JOB
Indicate only the number of lines in the listing below in which the word "start" appears.

------------------------------------------------------------

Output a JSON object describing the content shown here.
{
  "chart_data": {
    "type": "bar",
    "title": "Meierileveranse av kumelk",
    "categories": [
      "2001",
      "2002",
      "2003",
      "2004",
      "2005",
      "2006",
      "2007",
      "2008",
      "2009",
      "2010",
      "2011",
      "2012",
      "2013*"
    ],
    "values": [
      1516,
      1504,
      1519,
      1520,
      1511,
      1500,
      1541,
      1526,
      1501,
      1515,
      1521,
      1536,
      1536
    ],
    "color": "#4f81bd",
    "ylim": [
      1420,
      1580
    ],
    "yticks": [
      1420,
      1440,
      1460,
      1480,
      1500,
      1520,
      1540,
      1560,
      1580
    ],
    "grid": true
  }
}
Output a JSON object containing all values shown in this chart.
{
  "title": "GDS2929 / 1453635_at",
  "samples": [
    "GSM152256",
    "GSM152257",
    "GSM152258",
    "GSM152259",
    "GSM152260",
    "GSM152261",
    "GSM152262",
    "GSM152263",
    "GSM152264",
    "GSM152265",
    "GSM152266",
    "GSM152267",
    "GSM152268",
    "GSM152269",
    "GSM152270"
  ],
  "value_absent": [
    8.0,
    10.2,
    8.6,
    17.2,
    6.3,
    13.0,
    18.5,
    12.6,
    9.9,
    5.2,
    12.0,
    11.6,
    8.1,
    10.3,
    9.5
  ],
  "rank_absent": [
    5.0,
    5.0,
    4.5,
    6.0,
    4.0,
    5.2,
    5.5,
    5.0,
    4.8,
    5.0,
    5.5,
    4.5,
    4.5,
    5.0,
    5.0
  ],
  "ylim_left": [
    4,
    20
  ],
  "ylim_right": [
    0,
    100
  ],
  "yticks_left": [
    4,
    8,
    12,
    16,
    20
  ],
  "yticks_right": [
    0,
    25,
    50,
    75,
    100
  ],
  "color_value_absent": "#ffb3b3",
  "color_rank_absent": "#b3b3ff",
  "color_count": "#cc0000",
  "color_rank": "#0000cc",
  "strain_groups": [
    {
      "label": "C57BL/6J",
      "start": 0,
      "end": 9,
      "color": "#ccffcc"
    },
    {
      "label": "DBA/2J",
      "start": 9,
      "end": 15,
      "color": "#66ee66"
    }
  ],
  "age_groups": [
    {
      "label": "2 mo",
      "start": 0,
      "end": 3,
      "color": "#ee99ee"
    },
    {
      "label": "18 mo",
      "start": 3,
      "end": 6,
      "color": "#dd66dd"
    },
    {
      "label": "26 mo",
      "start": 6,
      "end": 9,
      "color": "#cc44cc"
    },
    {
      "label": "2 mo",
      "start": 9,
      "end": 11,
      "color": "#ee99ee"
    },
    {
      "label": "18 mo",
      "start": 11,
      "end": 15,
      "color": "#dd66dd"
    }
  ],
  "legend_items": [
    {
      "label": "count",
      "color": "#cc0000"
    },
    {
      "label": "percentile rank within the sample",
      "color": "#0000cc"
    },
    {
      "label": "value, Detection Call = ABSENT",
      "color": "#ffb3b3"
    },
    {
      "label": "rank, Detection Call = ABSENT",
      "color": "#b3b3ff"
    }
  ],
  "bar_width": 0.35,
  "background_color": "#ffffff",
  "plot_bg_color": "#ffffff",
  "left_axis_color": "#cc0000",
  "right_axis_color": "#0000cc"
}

------------------------------------------------------------

RIGHT ANSWER
7